▶ [The exercise]:
Retype each record shown below, leaving every character as it is.
[Start of Extracted data]
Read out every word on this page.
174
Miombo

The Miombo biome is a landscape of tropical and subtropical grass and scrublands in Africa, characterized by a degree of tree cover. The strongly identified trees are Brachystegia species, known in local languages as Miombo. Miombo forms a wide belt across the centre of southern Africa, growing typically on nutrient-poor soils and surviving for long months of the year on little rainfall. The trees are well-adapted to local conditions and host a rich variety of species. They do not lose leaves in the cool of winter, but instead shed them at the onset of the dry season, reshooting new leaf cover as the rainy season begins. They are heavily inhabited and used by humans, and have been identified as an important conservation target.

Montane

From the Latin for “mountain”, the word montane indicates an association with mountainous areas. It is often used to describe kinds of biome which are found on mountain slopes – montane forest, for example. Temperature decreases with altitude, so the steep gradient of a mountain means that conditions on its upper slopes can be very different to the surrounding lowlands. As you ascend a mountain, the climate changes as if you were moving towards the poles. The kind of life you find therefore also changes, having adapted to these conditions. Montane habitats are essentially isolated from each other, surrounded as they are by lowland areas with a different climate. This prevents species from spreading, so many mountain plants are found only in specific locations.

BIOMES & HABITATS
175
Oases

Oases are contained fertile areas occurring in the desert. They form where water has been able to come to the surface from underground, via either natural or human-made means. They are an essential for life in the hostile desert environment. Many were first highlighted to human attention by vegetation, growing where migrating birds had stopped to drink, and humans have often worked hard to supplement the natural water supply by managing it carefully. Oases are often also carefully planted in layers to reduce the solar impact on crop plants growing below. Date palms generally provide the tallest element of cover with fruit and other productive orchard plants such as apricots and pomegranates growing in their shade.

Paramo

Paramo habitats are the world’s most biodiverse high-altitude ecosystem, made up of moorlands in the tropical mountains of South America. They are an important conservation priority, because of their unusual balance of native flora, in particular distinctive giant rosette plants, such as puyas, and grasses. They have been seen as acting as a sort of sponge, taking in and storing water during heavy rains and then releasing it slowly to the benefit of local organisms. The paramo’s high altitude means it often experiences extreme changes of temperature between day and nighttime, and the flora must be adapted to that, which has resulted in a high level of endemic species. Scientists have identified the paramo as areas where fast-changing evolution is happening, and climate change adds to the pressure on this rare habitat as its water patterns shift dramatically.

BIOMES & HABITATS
[End of Extracted data]
▶ [Answer to the problem]:
Read out every word on this page.
174
Miombo

The Miombo biome is a landscape of tropical and subtropical grass and scrublands in Africa, characterized by a degree of tree cover. The strongly identified trees are Brachystegia species, known in local languages as Miombo. Miombo forms a wide belt across the centre of southern Africa, growing typically on nutrient-poor soils and surviving for long months of the year on little rainfall. The trees are well-adapted to local conditions and host a rich variety of species. They do not lose leaves in the cool of winter, but instead shed them at the onset of the dry season, reshooting new leaf cover as the rainy season begins. They are heavily inhabited and used by humans, and have been identified as an important conservation target.

Montane

From the Latin for “mountain”, the word montane indicates an association with mountainous areas. It is often used to describe kinds of biome which are found on mountain slopes – montane forest, for example. Temperature decreases with altitude, so the steep gradient of a mountain means that conditions on its upper slopes can be very different to the surrounding lowlands. As you ascend a mountain, the climate changes as if you were moving towards the poles. The kind of life you find therefore also changes, having adapted to these conditions. Montane habitats are essentially isolated from each other, surrounded as they are by lowland areas with a different climate. This prevents species from spreading, so many mountain plants are found only in specific locations.

BIOMES & HABITATS
175
Oases

Oases are contained fertile areas occurring in the desert. They form where water has been able to come to the surface from underground, via either natural or human-made means. They are an essential for life in the hostile desert environment. Many were first highlighted to human attention by vegetation, growing where migrating birds had stopped to drink, and humans have often worked hard to supplement the natural water supply by managing it carefully. Oases are often also carefully planted in layers to reduce the solar impact on crop plants growing below. Date palms generally provide the tallest element of cover with fruit and other productive orchard plants such as apricots and pomegranates growing in their shade.

Paramo

Paramo habitats are the world’s most biodiverse high-altitude ecosystem, made up of moorlands in the tropical mountains of South America. They are an important conservation priority, because of their unusual balance of native flora, in particular distinctive giant rosette plants, such as puyas, and grasses. They have been seen as acting as a sort of sponge, taking in and storing water during heavy rains and then releasing it slowly to the benefit of local organisms. The paramo’s high altitude means it often experiences extreme changes of temperature between day and nighttime, and the flora must be adapted to that, which has resulted in a high level of endemic species. Scientists have identified the paramo as areas where fast-changing evolution is happening, and climate change adds to the pressure on this rare habitat as its water patterns shift dramatically.

BIOMES & HABITATS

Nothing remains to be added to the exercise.